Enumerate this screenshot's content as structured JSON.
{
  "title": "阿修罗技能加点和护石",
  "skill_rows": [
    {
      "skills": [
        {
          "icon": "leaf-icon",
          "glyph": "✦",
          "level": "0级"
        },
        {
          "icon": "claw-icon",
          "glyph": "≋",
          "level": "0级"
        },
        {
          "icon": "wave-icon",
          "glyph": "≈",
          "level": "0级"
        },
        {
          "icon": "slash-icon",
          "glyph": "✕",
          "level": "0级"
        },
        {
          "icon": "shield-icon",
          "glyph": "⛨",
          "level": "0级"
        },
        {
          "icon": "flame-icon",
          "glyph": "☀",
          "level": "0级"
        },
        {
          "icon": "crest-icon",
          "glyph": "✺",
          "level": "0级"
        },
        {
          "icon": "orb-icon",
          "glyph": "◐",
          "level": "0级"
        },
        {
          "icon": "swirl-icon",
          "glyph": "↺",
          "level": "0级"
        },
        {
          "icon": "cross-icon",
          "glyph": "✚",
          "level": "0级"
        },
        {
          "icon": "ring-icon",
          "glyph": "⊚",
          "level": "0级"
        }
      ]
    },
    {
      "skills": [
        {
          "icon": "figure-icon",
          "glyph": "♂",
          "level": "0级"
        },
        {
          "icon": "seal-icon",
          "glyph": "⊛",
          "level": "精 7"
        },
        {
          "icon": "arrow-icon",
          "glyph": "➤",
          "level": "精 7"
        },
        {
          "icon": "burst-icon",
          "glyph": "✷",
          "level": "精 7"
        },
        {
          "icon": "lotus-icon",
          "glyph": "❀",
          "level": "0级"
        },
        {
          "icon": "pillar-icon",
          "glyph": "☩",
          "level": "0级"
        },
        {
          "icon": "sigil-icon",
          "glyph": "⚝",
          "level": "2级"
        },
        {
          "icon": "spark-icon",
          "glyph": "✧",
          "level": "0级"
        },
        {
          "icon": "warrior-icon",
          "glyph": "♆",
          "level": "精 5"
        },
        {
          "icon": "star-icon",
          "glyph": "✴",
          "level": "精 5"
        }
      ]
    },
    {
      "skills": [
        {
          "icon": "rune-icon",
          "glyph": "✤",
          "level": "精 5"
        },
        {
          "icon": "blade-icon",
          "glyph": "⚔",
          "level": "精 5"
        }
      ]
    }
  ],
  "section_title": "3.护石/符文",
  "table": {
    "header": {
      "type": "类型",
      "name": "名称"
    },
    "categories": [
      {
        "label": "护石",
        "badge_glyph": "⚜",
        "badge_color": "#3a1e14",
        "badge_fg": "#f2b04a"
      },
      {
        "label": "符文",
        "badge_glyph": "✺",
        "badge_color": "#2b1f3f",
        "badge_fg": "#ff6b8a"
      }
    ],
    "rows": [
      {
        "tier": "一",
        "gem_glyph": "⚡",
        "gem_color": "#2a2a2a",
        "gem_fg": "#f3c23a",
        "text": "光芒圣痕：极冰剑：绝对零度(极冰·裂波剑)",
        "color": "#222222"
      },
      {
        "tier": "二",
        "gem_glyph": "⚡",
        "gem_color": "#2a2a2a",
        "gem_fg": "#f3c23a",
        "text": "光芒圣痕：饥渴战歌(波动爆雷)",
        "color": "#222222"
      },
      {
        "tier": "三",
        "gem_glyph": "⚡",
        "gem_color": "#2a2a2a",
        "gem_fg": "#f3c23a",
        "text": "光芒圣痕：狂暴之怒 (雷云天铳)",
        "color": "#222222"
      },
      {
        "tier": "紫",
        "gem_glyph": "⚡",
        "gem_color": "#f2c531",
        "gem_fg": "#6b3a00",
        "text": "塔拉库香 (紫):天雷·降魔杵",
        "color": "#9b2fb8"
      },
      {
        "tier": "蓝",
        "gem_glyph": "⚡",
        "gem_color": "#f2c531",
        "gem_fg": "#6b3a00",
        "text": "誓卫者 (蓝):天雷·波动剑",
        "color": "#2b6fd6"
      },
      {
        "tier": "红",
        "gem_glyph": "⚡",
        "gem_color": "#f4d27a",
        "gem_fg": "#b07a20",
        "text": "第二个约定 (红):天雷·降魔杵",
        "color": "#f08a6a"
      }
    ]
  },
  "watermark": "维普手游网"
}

+--

Work to complete ▸ Extract all of the data above and output it character for character.

Full answer ▸
Enumerate this screenshot's content as structured JSON.
{
  "title": "阿修罗技能加点和护石",
  "skill_rows": [
    {
      "skills": [
        {
          "icon": "leaf-icon",
          "glyph": "✦",
          "level": "0级"
        },
        {
          "icon": "claw-icon",
          "glyph": "≋",
          "level": "0级"
        },
        {
          "icon": "wave-icon",
          "glyph": "≈",
          "level": "0级"
        },
        {
          "icon": "slash-icon",
          "glyph": "✕",
          "level": "0级"
        },
        {
          "icon": "shield-icon",
          "glyph": "⛨",
          "level": "0级"
        },
        {
          "icon": "flame-icon",
          "glyph": "☀",
          "level": "0级"
        },
        {
          "icon": "crest-icon",
          "glyph": "✺",
          "level": "0级"
        },
        {
          "icon": "orb-icon",
          "glyph": "◐",
          "level": "0级"
        },
        {
          "icon": "swirl-icon",
          "glyph": "↺",
          "level": "0级"
        },
        {
          "icon": "cross-icon",
          "glyph": "✚",
          "level": "0级"
        },
        {
          "icon": "ring-icon",
          "glyph": "⊚",
          "level": "0级"
        }
      ]
    },
    {
      "skills": [
        {
          "icon": "figure-icon",
          "glyph": "♂",
          "level": "0级"
        },
        {
          "icon": "seal-icon",
          "glyph": "⊛",
          "level": "精 7"
        },
        {
          "icon": "arrow-icon",
          "glyph": "➤",
          "level": "精 7"
        },
        {
          "icon": "burst-icon",
          "glyph": "✷",
          "level": "精 7"
        },
        {
          "icon": "lotus-icon",
          "glyph": "❀",
          "level": "0级"
        },
        {
          "icon": "pillar-icon",
          "glyph": "☩",
          "level": "0级"
        },
        {
          "icon": "sigil-icon",
          "glyph": "⚝",
          "level": "2级"
        },
        {
          "icon": "spark-icon",
          "glyph": "✧",
          "level": "0级"
        },
        {
          "icon": "warrior-icon",
          "glyph": "♆",
          "level": "精 5"
        },
        {
          "icon": "star-icon",
          "glyph": "✴",
          "level": "精 5"
        }
      ]
    },
    {
      "skills": [
        {
          "icon": "rune-icon",
          "glyph": "✤",
          "level": "精 5"
        },
        {
          "icon": "blade-icon",
          "glyph": "⚔",
          "level": "精 5"
        }
      ]
    }
  ],
  "section_title": "3.护石/符文",
  "table": {
    "header": {
      "type": "类型",
      "name": "名称"
    },
    "categories": [
      {
        "label": "护石",
        "badge_glyph": "⚜",
        "badge_color": "#3a1e14",
        "badge_fg": "#f2b04a"
      },
      {
        "label": "符文",
        "badge_glyph": "✺",
        "badge_color": "#2b1f3f",
        "badge_fg": "#ff6b8a"
      }
    ],
    "rows": [
      {
        "tier": "一",
        "gem_glyph": "⚡",
        "gem_color": "#2a2a2a",
        "gem_fg": "#f3c23a",
        "text": "光芒圣痕：极冰剑：绝对零度(极冰·裂波剑)",
        "color": "#222222"
      },
      {
        "tier": "二",
        "gem_glyph": "⚡",
        "gem_color": "#2a2a2a",
        "gem_fg": "#f3c23a",
        "text": "光芒圣痕：饥渴战歌(波动爆雷)",
        "color": "#222222"
      },
      {
        "tier": "三",
        "gem_glyph": "⚡",
        "gem_color": "#2a2a2a",
        "gem_fg": "#f3c23a",
        "text": "光芒圣痕：狂暴之怒 (雷云天铳)",
        "color": "#222222"
      },
      {
        "tier": "紫",
        "gem_glyph": "⚡",
        "gem_color": "#f2c531",
        "gem_fg": "#6b3a00",
        "text": "塔拉库香 (紫):天雷·降魔杵",
        "color": "#9b2fb8"
      },
      {
        "tier": "蓝",
        "gem_glyph": "⚡",
        "gem_color": "#f2c531",
        "gem_fg": "#6b3a00",
        "text": "誓卫者 (蓝):天雷·波动剑",
        "color": "#2b6fd6"
      },
      {
        "tier": "红",
        "gem_glyph": "⚡",
        "gem_color": "#f4d27a",
        "gem_fg": "#b07a20",
        "text": "第二个约定 (红):天雷·降魔杵",
        "color": "#f08a6a"
      }
    ]
  },
  "watermark": "维普手游网"
}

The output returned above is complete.